**SET TASK**
Reproduce all lines of the listing below in which the word "blue" occurs.
* begin *
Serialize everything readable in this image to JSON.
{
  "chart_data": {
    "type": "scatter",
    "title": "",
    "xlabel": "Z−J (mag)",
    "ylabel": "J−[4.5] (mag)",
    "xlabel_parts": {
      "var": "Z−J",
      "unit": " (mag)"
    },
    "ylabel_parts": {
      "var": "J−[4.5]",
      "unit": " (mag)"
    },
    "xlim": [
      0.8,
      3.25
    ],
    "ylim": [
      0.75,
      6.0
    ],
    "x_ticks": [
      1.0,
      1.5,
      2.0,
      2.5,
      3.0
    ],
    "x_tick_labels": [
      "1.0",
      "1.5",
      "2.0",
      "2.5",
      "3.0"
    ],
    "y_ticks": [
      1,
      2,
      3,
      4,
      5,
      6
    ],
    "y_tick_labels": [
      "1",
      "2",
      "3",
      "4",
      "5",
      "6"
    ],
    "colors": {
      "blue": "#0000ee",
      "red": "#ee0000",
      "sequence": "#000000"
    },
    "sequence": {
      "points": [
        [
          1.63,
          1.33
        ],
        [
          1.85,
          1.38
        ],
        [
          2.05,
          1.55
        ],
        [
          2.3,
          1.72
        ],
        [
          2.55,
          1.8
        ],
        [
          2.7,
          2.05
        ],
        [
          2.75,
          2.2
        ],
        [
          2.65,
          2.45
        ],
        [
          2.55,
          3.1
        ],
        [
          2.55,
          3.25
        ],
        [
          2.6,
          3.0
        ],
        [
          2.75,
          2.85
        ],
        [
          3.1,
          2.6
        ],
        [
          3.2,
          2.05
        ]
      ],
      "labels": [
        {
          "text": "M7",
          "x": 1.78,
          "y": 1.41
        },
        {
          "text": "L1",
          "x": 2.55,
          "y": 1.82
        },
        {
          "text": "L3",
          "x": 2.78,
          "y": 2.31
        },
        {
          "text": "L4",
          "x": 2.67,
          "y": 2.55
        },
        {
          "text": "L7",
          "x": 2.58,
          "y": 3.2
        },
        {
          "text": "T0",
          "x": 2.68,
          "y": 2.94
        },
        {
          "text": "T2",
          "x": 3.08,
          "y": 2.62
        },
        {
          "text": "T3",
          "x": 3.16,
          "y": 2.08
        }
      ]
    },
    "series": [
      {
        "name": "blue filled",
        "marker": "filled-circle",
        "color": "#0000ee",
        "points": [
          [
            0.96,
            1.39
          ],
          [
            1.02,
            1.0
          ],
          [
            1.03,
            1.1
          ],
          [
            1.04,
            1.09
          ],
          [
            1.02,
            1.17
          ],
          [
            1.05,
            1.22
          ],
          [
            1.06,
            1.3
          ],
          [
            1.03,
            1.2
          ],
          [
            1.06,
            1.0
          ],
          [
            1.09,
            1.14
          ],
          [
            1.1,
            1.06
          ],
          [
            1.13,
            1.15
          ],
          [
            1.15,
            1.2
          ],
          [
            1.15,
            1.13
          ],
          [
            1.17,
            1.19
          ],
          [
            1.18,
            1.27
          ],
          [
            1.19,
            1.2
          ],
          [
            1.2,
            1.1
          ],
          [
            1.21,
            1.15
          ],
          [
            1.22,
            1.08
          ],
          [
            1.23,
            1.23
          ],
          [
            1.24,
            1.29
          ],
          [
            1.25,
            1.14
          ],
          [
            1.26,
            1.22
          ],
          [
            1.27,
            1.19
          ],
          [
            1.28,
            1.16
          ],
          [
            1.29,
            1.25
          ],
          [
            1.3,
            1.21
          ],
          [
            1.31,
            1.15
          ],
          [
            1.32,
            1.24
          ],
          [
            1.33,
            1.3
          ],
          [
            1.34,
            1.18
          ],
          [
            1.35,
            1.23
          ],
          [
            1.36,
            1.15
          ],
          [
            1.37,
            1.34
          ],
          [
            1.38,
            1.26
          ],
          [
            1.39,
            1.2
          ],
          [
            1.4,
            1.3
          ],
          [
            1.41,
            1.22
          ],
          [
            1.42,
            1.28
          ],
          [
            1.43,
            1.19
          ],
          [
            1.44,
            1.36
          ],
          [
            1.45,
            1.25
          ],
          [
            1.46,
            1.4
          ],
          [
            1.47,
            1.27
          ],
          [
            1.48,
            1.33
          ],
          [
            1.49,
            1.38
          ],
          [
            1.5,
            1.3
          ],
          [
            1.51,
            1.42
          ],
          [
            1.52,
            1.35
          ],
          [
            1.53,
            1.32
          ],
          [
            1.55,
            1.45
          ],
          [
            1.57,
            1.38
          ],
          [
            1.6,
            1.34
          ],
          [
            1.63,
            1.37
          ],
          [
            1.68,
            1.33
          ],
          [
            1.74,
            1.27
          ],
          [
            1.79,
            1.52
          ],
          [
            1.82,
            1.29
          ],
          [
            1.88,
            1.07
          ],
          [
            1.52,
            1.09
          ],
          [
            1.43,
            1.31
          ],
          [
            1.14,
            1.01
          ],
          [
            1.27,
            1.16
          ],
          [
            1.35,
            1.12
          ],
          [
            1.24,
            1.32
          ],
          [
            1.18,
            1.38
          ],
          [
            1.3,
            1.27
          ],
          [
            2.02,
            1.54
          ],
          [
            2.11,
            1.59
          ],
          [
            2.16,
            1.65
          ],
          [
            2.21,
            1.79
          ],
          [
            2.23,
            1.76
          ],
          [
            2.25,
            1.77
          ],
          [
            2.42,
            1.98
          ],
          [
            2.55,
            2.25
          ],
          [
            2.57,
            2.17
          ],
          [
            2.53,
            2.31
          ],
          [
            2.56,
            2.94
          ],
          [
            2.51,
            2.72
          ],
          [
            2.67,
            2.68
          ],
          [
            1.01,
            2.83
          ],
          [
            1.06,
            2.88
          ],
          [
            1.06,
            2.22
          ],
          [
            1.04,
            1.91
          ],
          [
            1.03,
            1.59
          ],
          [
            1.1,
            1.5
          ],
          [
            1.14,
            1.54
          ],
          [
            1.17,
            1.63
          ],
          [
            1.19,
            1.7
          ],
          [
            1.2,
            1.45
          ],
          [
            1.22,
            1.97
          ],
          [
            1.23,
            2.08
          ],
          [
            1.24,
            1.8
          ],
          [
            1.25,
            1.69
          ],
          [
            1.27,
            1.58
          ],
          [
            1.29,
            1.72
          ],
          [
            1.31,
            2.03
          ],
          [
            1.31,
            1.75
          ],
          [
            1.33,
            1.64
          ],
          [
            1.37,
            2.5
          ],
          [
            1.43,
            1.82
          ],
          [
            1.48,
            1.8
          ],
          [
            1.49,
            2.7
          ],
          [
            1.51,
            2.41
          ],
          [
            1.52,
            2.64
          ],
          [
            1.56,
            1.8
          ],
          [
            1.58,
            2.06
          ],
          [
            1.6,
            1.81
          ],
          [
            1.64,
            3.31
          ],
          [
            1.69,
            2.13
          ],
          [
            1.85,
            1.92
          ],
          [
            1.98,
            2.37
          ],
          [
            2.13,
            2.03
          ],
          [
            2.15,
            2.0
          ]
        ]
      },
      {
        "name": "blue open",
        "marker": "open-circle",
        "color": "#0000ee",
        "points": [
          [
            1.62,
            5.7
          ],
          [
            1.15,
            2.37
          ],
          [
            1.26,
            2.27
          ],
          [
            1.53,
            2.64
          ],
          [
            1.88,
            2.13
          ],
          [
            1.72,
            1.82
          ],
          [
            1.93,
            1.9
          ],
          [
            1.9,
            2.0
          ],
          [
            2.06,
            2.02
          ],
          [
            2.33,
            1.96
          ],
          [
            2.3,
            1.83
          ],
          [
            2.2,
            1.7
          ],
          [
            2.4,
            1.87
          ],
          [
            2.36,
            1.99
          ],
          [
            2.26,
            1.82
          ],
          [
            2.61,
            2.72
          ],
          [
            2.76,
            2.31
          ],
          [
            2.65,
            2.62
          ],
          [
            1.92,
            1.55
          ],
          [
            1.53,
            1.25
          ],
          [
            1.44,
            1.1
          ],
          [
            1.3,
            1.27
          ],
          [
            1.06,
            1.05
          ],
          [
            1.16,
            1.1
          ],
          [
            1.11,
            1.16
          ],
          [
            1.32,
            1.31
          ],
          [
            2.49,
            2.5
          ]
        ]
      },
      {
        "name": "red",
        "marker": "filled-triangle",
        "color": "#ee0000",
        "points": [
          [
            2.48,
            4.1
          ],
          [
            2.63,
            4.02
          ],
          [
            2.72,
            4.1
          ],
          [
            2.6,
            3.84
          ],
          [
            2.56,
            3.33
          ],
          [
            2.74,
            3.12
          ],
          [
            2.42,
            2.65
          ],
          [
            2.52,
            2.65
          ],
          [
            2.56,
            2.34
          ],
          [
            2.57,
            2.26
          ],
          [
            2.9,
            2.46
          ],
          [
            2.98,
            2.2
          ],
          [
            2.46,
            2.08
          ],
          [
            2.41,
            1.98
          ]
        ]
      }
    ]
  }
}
* end *
**REPLY TO THE EXERCISE**
      "blue": "#0000ee",
        "name": "blue filled",
        "name": "blue open",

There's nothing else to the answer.